(Excerpt from a dataset)

◇ ◇ ◇ ◇ ◇ ◇ ◇

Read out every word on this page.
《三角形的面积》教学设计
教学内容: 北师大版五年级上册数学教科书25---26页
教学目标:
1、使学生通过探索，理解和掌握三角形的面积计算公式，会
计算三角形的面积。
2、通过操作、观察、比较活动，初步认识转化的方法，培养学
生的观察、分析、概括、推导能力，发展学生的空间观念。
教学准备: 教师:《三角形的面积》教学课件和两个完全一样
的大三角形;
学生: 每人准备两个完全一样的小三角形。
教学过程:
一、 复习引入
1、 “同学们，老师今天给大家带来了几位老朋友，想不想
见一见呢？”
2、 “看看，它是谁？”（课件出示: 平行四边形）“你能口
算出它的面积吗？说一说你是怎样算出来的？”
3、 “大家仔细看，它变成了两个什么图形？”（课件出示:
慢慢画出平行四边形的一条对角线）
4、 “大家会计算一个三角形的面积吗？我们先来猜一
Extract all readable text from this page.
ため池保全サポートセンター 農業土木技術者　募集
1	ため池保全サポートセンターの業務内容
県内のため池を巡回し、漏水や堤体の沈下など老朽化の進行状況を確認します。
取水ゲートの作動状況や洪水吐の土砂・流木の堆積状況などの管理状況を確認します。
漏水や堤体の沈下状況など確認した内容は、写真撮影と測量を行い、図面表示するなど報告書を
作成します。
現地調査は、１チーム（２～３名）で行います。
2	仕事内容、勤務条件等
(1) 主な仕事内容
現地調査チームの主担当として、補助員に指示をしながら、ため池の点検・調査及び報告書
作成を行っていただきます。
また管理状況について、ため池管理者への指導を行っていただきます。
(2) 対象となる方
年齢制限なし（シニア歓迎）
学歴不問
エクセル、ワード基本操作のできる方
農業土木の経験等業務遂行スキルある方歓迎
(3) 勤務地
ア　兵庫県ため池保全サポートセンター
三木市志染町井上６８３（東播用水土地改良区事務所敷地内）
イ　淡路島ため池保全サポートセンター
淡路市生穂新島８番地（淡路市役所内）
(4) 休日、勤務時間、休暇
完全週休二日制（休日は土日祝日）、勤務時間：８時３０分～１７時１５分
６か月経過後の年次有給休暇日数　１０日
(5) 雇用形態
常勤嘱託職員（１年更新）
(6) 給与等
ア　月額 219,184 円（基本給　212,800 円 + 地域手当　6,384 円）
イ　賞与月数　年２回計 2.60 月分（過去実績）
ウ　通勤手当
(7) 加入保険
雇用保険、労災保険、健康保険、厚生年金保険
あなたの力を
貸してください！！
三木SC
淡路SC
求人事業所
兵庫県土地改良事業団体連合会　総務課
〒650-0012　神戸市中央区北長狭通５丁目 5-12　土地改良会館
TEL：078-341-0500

◇ ◇ ◇ ◇ ◇ ◇ ◇

From the line containing "Extract all readable text from this page." down to the final line of the data, write out every line exactly; both the first and last of these belong in your answer, and nothing else does.

Extract all readable text from this page.
ため池保全サポートセンター 農業土木技術者　募集
1	ため池保全サポートセンターの業務内容
県内のため池を巡回し、漏水や堤体の沈下など老朽化の進行状況を確認します。
取水ゲートの作動状況や洪水吐の土砂・流木の堆積状況などの管理状況を確認します。
漏水や堤体の沈下状況など確認した内容は、写真撮影と測量を行い、図面表示するなど報告書を
作成します。
現地調査は、１チーム（２～３名）で行います。
2	仕事内容、勤務条件等
(1) 主な仕事内容
現地調査チームの主担当として、補助員に指示をしながら、ため池の点検・調査及び報告書
作成を行っていただきます。
また管理状況について、ため池管理者への指導を行っていただきます。
(2) 対象となる方
年齢制限なし（シニア歓迎）
学歴不問
エクセル、ワード基本操作のできる方
農業土木の経験等業務遂行スキルある方歓迎
(3) 勤務地
ア　兵庫県ため池保全サポートセンター
三木市志染町井上６８３（東播用水土地改良区事務所敷地内）
イ　淡路島ため池保全サポートセンター
淡路市生穂新島８番地（淡路市役所内）
(4) 休日、勤務時間、休暇
完全週休二日制（休日は土日祝日）、勤務時間：８時３０分～１７時１５分
６か月経過後の年次有給休暇日数　１０日
(5) 雇用形態
常勤嘱託職員（１年更新）
(6) 給与等
ア　月額 219,184 円（基本給　212,800 円 + 地域手当　6,384 円）
イ　賞与月数　年２回計 2.60 月分（過去実績）
ウ　通勤手当
(7) 加入保険
雇用保険、労災保険、健康保険、厚生年金保険
あなたの力を
貸してください！！
三木SC
淡路SC
求人事業所
兵庫県土地改良事業団体連合会　総務課
〒650-0012　神戸市中央区北長狭通５丁目 5-12　土地改良会館
TEL：078-341-0500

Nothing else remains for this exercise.